──────── Records for the task ────────

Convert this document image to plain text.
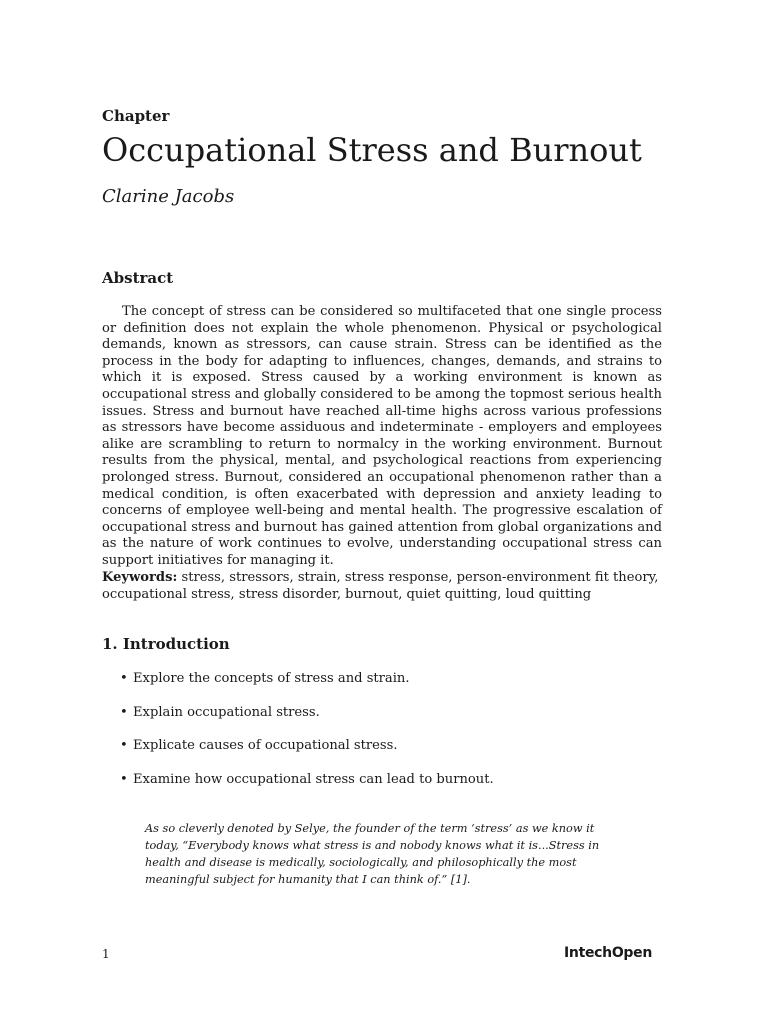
Chapter
Occupational Stress and Burnout
Clarine Jacobs
Abstract

The concept of stress can be considered so multifaceted that one single process or definition does not explain the whole phenomenon. Physical or psychological demands, known as stressors, can cause strain. Stress can be identified as the process in the body for adapting to influences, changes, demands, and strains to which it is exposed. Stress caused by a working environment is known as occupational stress and globally considered to be among the topmost serious health issues. Stress and burnout have reached all-time highs across various professions as stressors have become assiduous and indeterminate - employers and employees alike are scrambling to return to normalcy in the working environment. Burnout results from the physical, mental, and psychological reactions from experiencing prolonged stress. Burnout, considered an occupational phenomenon rather than a medical condition, is often exacerbated with depression and anxiety leading to concerns of employee well-being and mental health. The progressive escalation of occupational stress and burnout has gained attention from global organizations and as the nature of work continues to evolve, understanding occupational stress can support initiatives for managing it.

Keywords: stress, stressors, strain, stress response, person-environment fit theory, occupational stress, stress disorder, burnout, quiet quitting, loud quitting

1. Introduction
• Explore the concepts of stress and strain.
• Explain occupational stress.
• Explicate causes of occupational stress.
• Examine how occupational stress can lead to burnout.

As so cleverly denoted by Selye, the founder of the term ‘stress’ as we know it today, “Everybody knows what stress is and nobody knows what it is...Stress in health and disease is medically, sociologically, and philosophically the most meaningful subject for humanity that I can think of.” [1].

1	IntechOpen
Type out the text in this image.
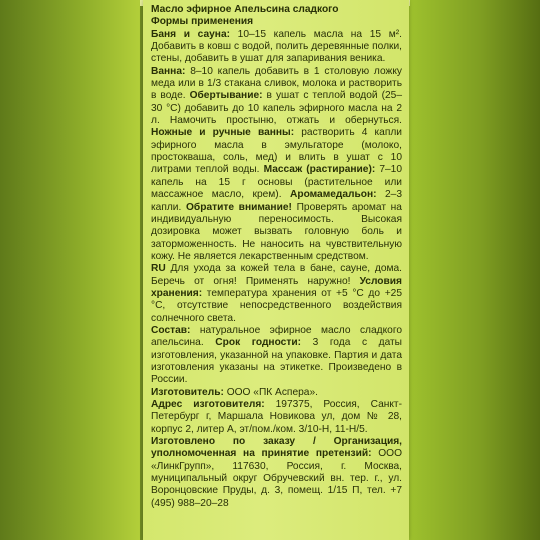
Масло эфирное Апельсина сладкого

Формы применения

Баня и сауна: 10–15 капель масла на 15 м². Добавить в ковш с водой, полить деревянные полки, стены, добавить в ушат для запаривания веника.

Ванна: 8–10 капель добавить в 1 столовую ложку меда или в 1/3 стакана сливок, молока и растворить в воде. Обертывание: в ушат с теплой водой (25–30 °С) добавить до 10 капель эфирного масла на 2 л. Намочить простыню, отжать и обернуться. Ножные и ручные ванны: растворить 4 капли эфирного масла в эмульгаторе (молоко, простокваша, соль, мед) и влить в ушат с 10 литрами теплой воды. Массаж (растирание): 7–10 капель на 15 г основы (растительное или массажное масло, крем). Аромамедальон: 2–3 капли. Обратите внимание! Проверять аромат на индивидуальную переносимость. Высокая дозировка может вызвать головную боль и заторможенность. Не наносить на чувствительную кожу. Не является лекарственным средством.

RU Для ухода за кожей тела в бане, сауне, дома. Беречь от огня! Применять наружно! Условия хранения: температура хранения от +5 °С до +25 °С, отсутствие непосредственного воздействия солнечного света.

Состав: натуральное эфирное масло сладкого апельсина. Срок годности: 3 года с даты изготовления, указанной на упаковке. Партия и дата изготовления указаны на этикетке. Произведено в России.

Изготовитель: ООО «ПК Аспера».

Адрес изготовителя: 197375, Россия, Санкт-Петербург г, Маршала Новикова ул, дом № 28, корпус 2, литер А, эт/пом./ком. 3/10-Н, 11-Н/5.

Изготовлено по заказу / Организация, уполномоченная на принятие претензий: ООО «ЛинкГрупп», 117630, Россия, г. Москва, муниципальный округ Обручевский вн. тер. г., ул. Воронцовские Пруды, д. 3, помещ. 1/15 П, тел. +7 (495) 988–20–28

────────

### What you should do:
Filter the entries down to the lines containing "image". Copy each of those lines.

### Exercise response:
Convert this document image to plain text.
Type out the text in this image.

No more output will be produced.